# Stated task
Scan the entries and tally the lines that include the string "post". Reply with the figure alone.

## Begin Records provided

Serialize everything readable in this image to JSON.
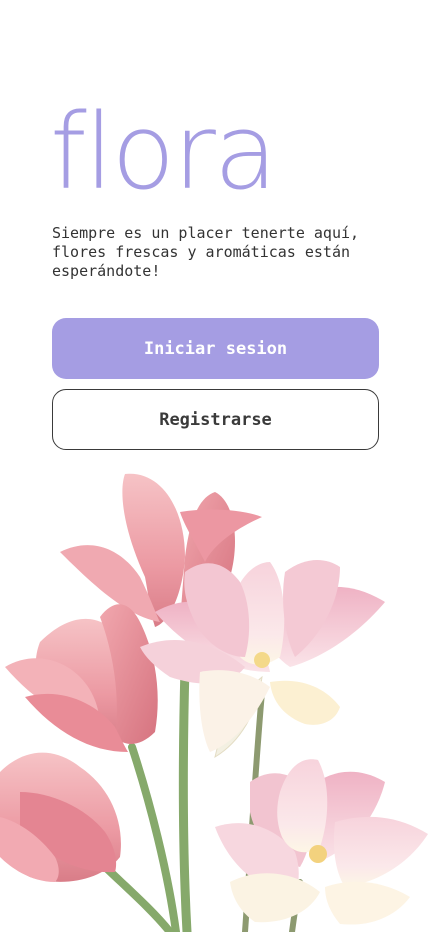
{
  "app": {
    "logo": "flora",
    "tagline": "Siempre es un placer tenerte aquí,\nflores frescas y aromáticas están\nesperándote!"
  },
  "actions": {
    "login_label": "Iniciar sesion",
    "register_label": "Registrarse"
  },
  "colors": {
    "accent": "#a59de3",
    "text": "#333333",
    "background": "#ffffff"
  },
  "hero_image": {
    "icon": "flower-bouquet-illustration"
  }
}
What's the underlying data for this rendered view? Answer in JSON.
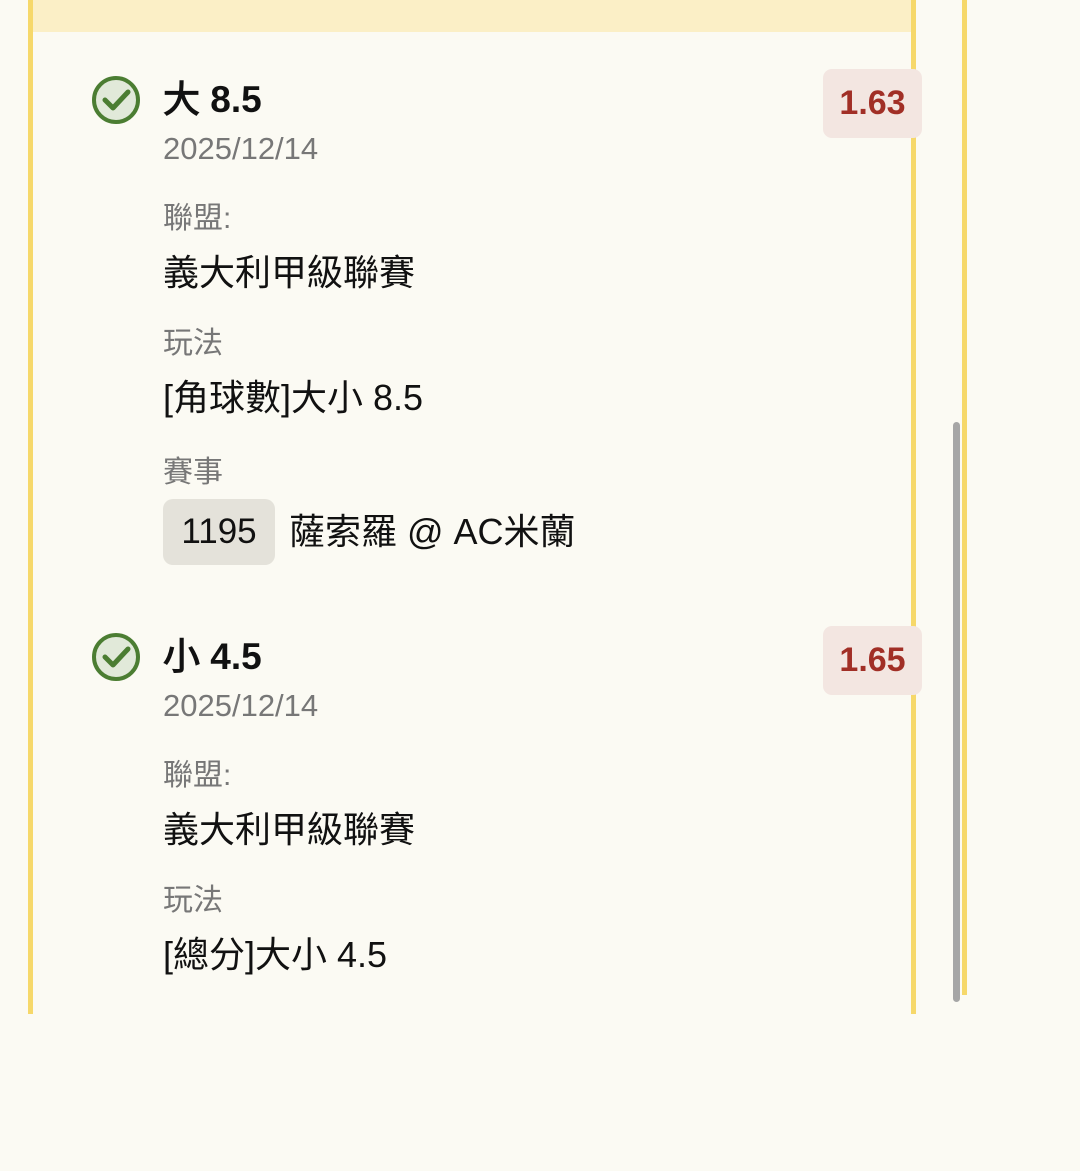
{
  "bets": [
    {
      "selection": "大 8.5",
      "date": "2025/12/14",
      "odds": "1.63",
      "league_label": "聯盟:",
      "league": "義大利甲級聯賽",
      "play_label": "玩法",
      "play": "[角球數]大小 8.5",
      "event_label": "賽事",
      "event_id": "1195",
      "event_name": "薩索羅 @ AC米蘭"
    },
    {
      "selection": "小 4.5",
      "date": "2025/12/14",
      "odds": "1.65",
      "league_label": "聯盟:",
      "league": "義大利甲級聯賽",
      "play_label": "玩法",
      "play": "[總分]大小 4.5"
    }
  ],
  "colors": {
    "accent_border": "#f6d86a",
    "header_fill": "#fbefc6",
    "odds_text": "#a12f26",
    "odds_fill": "#f3e6e1",
    "check": "#4b7d32"
  },
  "icons": {
    "status": "check-circle-icon"
  }
}
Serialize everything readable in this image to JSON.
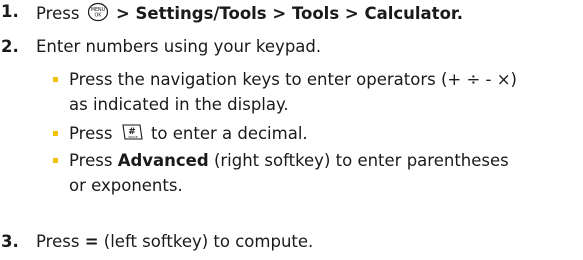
{
  "steps": [
    {
      "number": "1.",
      "pre": "Press",
      "icon": "menu-ok-key-icon",
      "post": "> Settings/Tools > Tools > Calculator."
    },
    {
      "number": "2.",
      "text": "Enter numbers using your keypad.",
      "bullets": [
        {
          "line1": "Press the navigation keys to enter operators (+ ÷ - ×)",
          "line2": "as indicated in the display."
        },
        {
          "pre": "Press",
          "icon": "pound-key-icon",
          "post": "to enter a decimal."
        },
        {
          "pre": "Press",
          "bold": "Advanced",
          "post": "(right softkey) to enter parentheses",
          "line2": "or exponents."
        }
      ]
    },
    {
      "number": "3.",
      "pre": "Press",
      "bold": "=",
      "post": "(left softkey) to compute."
    }
  ],
  "colors": {
    "text": "#1a1a1a",
    "bullet": "#f2c200"
  }
}
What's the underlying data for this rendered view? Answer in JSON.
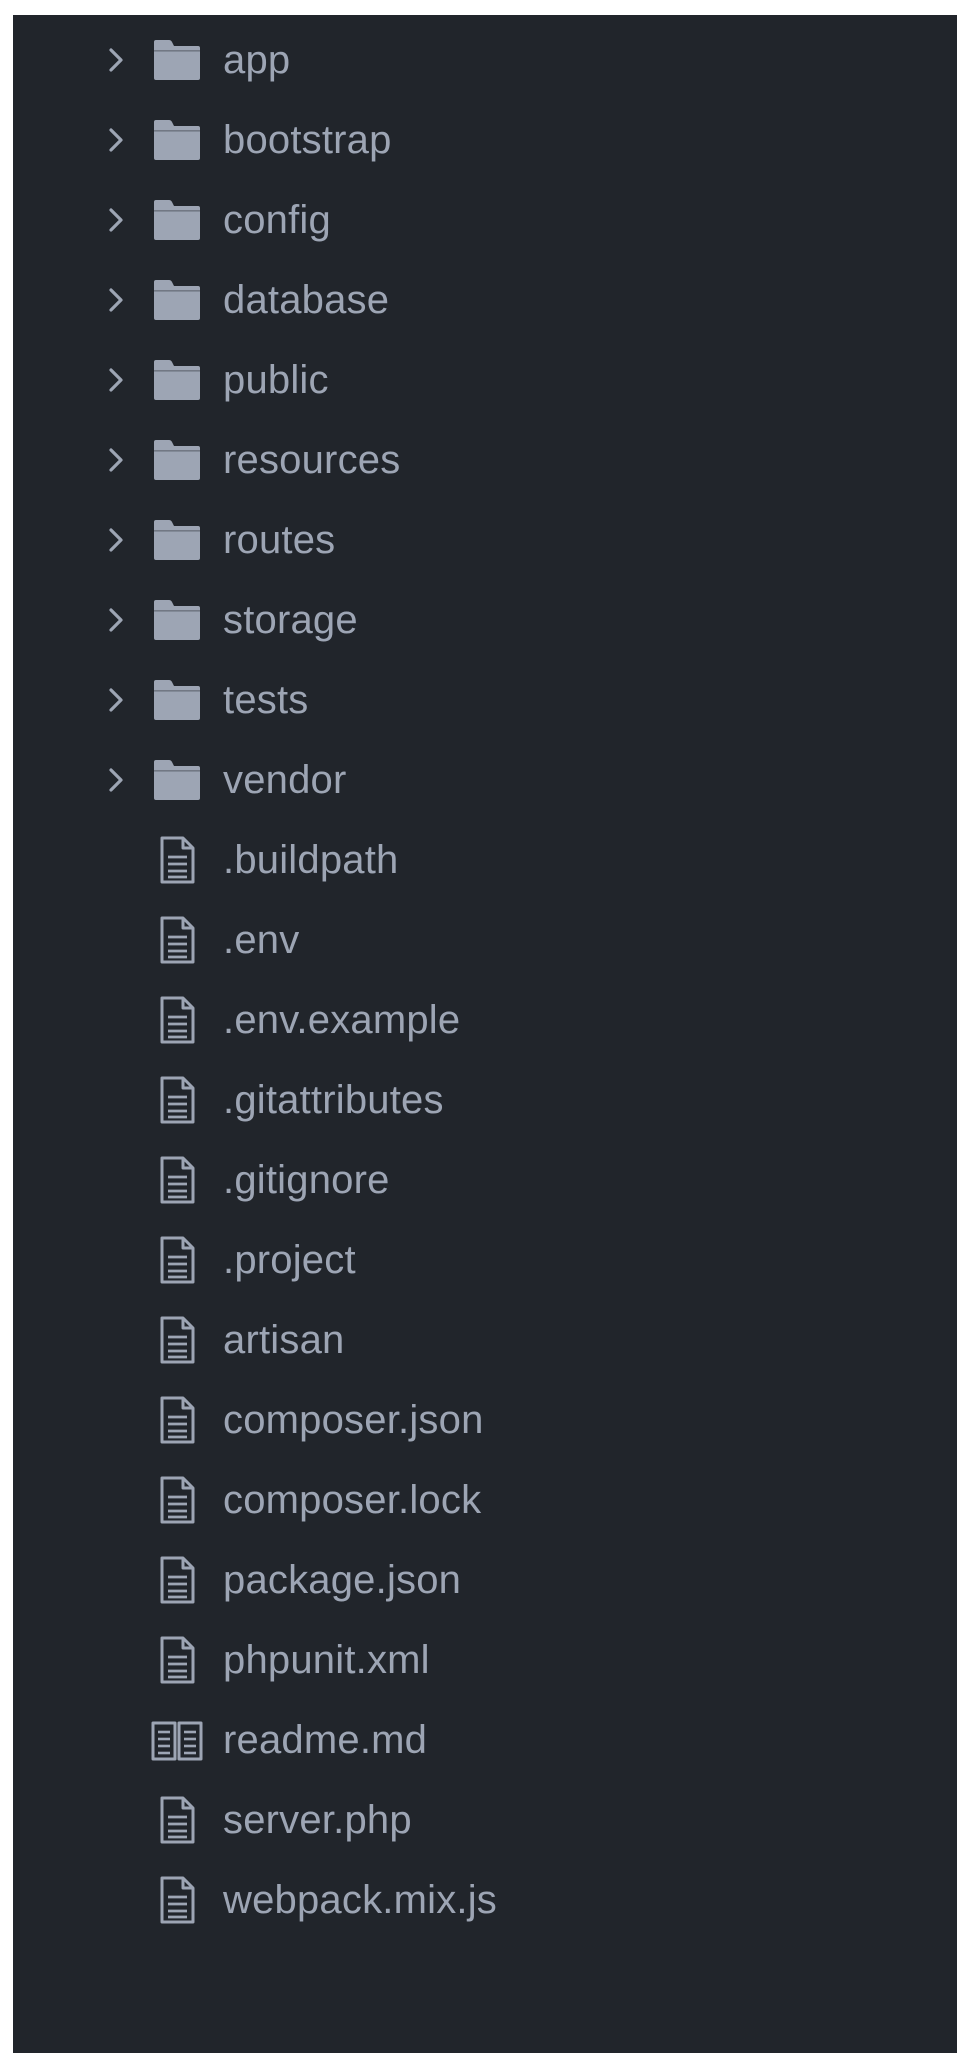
{
  "colors": {
    "panel_background": "#21252b",
    "label": "#9da5b4",
    "folder_icon": "#9da5b4",
    "file_icon": "#9da5b4"
  },
  "tree": {
    "items": [
      {
        "label": "app",
        "kind": "folder",
        "icon": "folder-icon",
        "expanded": false
      },
      {
        "label": "bootstrap",
        "kind": "folder",
        "icon": "folder-icon",
        "expanded": false
      },
      {
        "label": "config",
        "kind": "folder",
        "icon": "folder-icon",
        "expanded": false
      },
      {
        "label": "database",
        "kind": "folder",
        "icon": "folder-icon",
        "expanded": false
      },
      {
        "label": "public",
        "kind": "folder",
        "icon": "folder-icon",
        "expanded": false
      },
      {
        "label": "resources",
        "kind": "folder",
        "icon": "folder-icon",
        "expanded": false
      },
      {
        "label": "routes",
        "kind": "folder",
        "icon": "folder-icon",
        "expanded": false
      },
      {
        "label": "storage",
        "kind": "folder",
        "icon": "folder-icon",
        "expanded": false
      },
      {
        "label": "tests",
        "kind": "folder",
        "icon": "folder-icon",
        "expanded": false
      },
      {
        "label": "vendor",
        "kind": "folder",
        "icon": "folder-icon",
        "expanded": false
      },
      {
        "label": ".buildpath",
        "kind": "file",
        "icon": "file-text-icon"
      },
      {
        "label": ".env",
        "kind": "file",
        "icon": "file-text-icon"
      },
      {
        "label": ".env.example",
        "kind": "file",
        "icon": "file-text-icon"
      },
      {
        "label": ".gitattributes",
        "kind": "file",
        "icon": "file-text-icon"
      },
      {
        "label": ".gitignore",
        "kind": "file",
        "icon": "file-text-icon"
      },
      {
        "label": ".project",
        "kind": "file",
        "icon": "file-text-icon"
      },
      {
        "label": "artisan",
        "kind": "file",
        "icon": "file-text-icon"
      },
      {
        "label": "composer.json",
        "kind": "file",
        "icon": "file-text-icon"
      },
      {
        "label": "composer.lock",
        "kind": "file",
        "icon": "file-text-icon"
      },
      {
        "label": "package.json",
        "kind": "file",
        "icon": "file-text-icon"
      },
      {
        "label": "phpunit.xml",
        "kind": "file",
        "icon": "file-text-icon"
      },
      {
        "label": "readme.md",
        "kind": "file",
        "icon": "book-icon"
      },
      {
        "label": "server.php",
        "kind": "file",
        "icon": "file-text-icon"
      },
      {
        "label": "webpack.mix.js",
        "kind": "file",
        "icon": "file-text-icon"
      }
    ]
  }
}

## End Records provided

# Task output
4